TASK PROMPT: Check each line of the material below, and copy it if it holds the string "from".

__________________________________________________

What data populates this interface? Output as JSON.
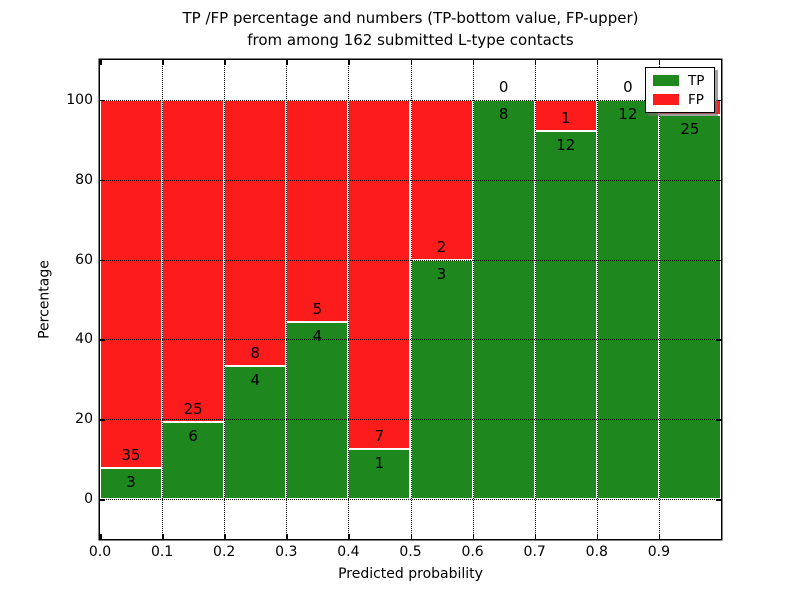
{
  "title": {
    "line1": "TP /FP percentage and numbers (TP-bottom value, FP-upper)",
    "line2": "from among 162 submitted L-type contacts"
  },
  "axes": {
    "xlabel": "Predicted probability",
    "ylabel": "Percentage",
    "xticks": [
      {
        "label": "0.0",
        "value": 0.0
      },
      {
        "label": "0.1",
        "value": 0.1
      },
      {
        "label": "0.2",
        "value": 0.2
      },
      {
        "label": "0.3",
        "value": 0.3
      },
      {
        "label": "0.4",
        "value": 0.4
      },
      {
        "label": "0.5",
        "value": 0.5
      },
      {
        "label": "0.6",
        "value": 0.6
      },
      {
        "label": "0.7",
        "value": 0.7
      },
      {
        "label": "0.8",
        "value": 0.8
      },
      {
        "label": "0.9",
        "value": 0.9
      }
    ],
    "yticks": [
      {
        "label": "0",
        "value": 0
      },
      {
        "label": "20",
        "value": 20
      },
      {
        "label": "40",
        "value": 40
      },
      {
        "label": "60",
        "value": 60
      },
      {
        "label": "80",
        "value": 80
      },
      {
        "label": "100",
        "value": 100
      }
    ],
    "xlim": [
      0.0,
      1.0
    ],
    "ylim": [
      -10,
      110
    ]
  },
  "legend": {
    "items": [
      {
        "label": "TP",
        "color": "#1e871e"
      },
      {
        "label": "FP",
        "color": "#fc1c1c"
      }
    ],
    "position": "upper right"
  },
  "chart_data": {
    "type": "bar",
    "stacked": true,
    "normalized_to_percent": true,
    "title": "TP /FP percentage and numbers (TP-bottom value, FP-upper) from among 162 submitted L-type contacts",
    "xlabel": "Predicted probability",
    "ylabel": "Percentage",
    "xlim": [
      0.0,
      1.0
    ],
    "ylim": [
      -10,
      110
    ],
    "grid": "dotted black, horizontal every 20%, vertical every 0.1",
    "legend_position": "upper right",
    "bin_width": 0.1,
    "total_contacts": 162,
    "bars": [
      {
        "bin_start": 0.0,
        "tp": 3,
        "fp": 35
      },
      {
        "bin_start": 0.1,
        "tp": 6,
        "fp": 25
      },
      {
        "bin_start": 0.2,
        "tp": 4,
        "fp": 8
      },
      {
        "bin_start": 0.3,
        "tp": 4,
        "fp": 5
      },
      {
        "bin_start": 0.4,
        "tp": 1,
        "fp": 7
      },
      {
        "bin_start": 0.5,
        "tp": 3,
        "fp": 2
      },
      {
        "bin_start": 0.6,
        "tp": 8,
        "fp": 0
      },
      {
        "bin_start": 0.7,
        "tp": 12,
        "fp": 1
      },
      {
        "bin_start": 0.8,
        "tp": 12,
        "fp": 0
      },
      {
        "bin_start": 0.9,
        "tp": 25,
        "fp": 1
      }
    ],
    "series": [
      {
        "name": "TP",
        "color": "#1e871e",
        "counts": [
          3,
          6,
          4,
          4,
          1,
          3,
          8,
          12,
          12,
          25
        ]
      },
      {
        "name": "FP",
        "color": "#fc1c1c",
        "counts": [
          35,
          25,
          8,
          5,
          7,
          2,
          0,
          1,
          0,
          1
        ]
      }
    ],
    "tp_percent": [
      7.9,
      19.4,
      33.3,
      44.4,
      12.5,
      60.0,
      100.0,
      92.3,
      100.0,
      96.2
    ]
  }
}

__________________________________________________

CORRECT ANSWER:
    "line2": "from among 162 submitted L-type contacts"
    "title": "TP /FP percentage and numbers (TP-bottom value, FP-upper) from among 162 submitted L-type contacts",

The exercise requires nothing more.